## [Tasks for this exercise]
• A. Copy the passage from the Japanese grammar disclaimers that falls between "Disclaimer for Absolute" and "Phase 2, etc.).", inclusive, without changing a word.
• B. Repeat the records verbatim from their first line through the line holding "- week3-lat-50n: 50N: [117, 277, 144, 292]", inclusive, and output nothing else.

## [Text provided]

Disclaimer for Fancy-Pants Linguists: This is a course that is intended to help learners of Japanese understand its grammar. I’m sure that there are some linguists and Japanese teachers (especially) out there who will read it and want to strangle me. I’m not trying to rewrite the official organization of grammar for the world, though. Instead, I’m trying to show students a way that they can look at Japanese grammar in order to understand it in terms of English. With this guide, students should be able to do two things: (1) Have a better understanding as to why Japanese sentences are structured the way they are, and (2) Create their own sentences more readily and accurately.
Disclaimer for Absolute Beginners: If you are just beginning to study Japanese, then a lot of this is probably going to make your head spin. That's OK. When studying a language there are always two types of new language content: (1) Things I am ready to learn, and (2) Things I will be ready to learn at a higher level. If an explanation seems too difficult, then do your best to read through it, don't stress about not understanding it, then come back to it at a later date when your Japanese is at a higher level (for example, after you have gone through all of Phase 1, Phase 2, etc.).

## [Records to process]
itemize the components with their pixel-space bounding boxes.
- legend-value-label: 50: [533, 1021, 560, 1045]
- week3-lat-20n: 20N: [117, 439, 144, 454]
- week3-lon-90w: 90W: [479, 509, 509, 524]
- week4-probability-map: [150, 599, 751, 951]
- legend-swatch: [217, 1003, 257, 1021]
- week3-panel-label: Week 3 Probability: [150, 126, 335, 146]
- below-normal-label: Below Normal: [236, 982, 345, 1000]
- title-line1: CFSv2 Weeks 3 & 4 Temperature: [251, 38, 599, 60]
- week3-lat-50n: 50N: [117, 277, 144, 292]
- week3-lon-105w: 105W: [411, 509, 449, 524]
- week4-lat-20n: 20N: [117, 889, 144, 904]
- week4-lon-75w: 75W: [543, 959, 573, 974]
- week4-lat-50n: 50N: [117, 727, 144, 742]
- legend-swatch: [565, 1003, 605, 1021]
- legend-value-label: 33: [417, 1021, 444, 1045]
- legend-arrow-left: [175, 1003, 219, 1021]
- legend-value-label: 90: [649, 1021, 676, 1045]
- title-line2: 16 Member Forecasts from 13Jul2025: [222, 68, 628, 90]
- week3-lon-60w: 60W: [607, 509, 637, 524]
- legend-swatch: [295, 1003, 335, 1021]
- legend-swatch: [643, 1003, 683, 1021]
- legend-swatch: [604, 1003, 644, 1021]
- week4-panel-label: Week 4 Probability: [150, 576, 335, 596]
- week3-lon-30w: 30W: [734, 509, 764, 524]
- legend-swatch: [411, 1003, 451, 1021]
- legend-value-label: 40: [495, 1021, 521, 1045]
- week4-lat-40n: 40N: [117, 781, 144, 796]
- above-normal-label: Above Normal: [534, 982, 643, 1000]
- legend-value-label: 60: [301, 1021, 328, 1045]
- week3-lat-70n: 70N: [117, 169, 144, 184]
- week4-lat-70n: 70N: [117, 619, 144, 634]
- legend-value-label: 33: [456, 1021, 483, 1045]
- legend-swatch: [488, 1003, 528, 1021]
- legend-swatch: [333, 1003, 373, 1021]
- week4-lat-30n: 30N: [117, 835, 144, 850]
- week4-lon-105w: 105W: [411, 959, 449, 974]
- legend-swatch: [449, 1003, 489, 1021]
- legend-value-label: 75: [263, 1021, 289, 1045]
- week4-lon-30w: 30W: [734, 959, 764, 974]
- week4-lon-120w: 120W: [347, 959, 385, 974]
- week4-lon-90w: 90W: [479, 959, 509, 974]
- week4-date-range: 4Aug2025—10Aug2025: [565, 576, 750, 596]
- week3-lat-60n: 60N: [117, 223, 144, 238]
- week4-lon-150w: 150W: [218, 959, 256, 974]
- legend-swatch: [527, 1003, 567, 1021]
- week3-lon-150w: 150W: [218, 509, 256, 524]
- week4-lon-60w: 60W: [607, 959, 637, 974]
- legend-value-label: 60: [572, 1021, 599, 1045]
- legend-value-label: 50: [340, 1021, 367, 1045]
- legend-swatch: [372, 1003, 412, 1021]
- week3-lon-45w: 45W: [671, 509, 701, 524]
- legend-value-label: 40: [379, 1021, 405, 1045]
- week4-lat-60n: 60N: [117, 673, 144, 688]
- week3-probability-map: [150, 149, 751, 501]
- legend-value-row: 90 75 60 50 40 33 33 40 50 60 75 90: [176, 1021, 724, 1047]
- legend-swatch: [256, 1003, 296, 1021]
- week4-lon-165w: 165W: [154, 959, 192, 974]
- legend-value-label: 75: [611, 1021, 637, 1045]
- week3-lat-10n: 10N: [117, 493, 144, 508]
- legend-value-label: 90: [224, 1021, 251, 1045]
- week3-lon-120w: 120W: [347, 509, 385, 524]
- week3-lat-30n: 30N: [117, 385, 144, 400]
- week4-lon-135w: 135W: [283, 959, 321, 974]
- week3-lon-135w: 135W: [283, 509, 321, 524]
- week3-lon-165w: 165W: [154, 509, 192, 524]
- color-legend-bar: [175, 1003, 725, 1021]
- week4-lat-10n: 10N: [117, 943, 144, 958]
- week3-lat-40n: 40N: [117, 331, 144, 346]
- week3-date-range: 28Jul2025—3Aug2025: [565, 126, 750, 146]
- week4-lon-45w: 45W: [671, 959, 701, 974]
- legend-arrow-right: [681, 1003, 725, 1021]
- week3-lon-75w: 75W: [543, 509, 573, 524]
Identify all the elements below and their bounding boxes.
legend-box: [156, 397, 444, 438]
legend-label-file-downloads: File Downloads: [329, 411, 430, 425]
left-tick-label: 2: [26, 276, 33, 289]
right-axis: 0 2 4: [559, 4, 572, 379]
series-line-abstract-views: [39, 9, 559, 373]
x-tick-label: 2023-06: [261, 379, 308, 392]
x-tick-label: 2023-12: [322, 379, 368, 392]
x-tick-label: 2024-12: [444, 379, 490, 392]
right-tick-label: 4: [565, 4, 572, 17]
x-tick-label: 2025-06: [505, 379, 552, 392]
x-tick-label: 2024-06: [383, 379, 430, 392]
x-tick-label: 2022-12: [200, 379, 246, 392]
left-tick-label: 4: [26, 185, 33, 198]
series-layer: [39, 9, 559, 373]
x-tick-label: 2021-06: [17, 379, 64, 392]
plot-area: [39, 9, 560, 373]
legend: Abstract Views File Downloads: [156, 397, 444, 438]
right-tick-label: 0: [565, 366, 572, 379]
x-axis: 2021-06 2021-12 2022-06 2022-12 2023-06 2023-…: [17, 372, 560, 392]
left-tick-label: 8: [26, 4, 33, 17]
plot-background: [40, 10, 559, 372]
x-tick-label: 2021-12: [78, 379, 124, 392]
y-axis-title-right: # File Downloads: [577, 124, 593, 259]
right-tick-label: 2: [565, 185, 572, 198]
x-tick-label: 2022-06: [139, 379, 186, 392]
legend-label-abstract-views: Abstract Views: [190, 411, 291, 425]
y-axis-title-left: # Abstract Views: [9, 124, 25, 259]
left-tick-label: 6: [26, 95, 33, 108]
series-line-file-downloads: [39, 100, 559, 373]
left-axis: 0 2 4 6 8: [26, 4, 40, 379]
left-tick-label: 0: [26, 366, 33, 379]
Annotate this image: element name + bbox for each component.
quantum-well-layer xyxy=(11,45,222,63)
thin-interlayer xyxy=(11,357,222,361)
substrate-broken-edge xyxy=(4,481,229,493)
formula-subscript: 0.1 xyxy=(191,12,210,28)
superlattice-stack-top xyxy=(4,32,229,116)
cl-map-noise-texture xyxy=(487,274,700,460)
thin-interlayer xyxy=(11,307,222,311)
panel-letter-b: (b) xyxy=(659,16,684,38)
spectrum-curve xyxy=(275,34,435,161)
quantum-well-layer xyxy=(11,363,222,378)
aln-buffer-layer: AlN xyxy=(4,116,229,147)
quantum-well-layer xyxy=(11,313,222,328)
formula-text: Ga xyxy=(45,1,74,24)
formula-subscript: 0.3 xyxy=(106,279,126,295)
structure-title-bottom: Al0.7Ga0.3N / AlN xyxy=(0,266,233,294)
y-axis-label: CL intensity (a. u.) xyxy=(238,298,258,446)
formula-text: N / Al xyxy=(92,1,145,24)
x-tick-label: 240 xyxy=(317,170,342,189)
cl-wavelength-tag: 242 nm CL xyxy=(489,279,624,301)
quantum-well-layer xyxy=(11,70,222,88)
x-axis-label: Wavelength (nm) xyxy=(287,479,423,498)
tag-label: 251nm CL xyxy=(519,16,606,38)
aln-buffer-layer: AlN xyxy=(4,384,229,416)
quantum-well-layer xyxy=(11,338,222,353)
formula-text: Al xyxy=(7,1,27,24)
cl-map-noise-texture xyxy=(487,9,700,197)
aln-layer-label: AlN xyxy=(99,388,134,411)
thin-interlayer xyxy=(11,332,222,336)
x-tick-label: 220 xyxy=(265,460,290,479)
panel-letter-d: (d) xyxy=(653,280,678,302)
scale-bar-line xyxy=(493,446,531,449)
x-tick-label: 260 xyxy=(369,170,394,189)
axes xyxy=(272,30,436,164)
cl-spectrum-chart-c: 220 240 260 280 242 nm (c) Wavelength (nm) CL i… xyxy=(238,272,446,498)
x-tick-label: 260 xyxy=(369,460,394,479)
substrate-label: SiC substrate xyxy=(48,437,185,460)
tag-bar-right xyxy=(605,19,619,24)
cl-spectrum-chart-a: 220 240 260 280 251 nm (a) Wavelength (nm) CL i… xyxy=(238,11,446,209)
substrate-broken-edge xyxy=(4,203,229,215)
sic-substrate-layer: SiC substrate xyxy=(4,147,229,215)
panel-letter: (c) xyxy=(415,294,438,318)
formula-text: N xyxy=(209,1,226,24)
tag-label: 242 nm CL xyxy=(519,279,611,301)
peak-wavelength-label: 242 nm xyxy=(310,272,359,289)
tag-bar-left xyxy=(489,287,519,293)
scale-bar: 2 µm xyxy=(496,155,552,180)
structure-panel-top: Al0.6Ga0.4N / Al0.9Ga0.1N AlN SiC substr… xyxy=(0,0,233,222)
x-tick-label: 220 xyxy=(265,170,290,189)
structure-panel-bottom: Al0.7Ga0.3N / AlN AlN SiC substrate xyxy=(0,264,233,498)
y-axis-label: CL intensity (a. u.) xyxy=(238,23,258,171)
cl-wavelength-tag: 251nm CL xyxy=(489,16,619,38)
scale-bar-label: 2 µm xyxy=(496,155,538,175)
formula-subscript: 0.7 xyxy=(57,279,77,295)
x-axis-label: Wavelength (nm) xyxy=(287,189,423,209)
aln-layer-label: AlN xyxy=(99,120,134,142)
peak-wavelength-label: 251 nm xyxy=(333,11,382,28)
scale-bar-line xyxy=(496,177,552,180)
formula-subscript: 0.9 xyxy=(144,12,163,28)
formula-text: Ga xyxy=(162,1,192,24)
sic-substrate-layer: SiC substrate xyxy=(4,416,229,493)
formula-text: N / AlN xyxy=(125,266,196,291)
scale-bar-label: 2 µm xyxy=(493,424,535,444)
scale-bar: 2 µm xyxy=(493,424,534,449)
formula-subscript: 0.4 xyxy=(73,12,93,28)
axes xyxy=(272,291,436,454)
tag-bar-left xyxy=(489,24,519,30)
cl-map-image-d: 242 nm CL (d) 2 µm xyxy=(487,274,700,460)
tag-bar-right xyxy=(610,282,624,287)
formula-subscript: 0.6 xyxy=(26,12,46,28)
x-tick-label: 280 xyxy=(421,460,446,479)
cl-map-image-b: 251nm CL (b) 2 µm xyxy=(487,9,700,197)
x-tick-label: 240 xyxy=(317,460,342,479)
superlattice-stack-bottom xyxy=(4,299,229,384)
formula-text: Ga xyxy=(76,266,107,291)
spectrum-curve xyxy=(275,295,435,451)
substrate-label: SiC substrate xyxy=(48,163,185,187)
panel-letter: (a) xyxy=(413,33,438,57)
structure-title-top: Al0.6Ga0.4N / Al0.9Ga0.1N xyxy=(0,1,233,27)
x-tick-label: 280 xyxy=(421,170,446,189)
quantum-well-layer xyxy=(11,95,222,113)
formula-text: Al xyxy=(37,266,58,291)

## [Answers to each task]
• A.
Disclaimer for Absolute Beginners: If you are just beginning to study Japanese, then a lot of this is probably going to make your head spin. That's OK. When studying a language there are always two types of new language content: (1) Things I am ready to learn, and (2) Things I will be ready to learn at a higher level. If an explanation seems too difficult, then do your best to read through it, don't stress about not understanding it, then come back to it at a later date when your Japanese is at a higher level (for example, after you have gone through all of Phase 1, Phase 2, etc.).

• B.
itemize the components with their pixel-space bounding boxes.
- legend-value-label: 50: [533, 1021, 560, 1045]
- week3-lat-20n: 20N: [117, 439, 144, 454]
- week3-lon-90w: 90W: [479, 509, 509, 524]
- week4-probability-map: [150, 599, 751, 951]
- legend-swatch: [217, 1003, 257, 1021]
- week3-panel-label: Week 3 Probability: [150, 126, 335, 146]
- below-normal-label: Below Normal: [236, 982, 345, 1000]
- title-line1: CFSv2 Weeks 3 & 4 Temperature: [251, 38, 599, 60]
- week3-lat-50n: 50N: [117, 277, 144, 292]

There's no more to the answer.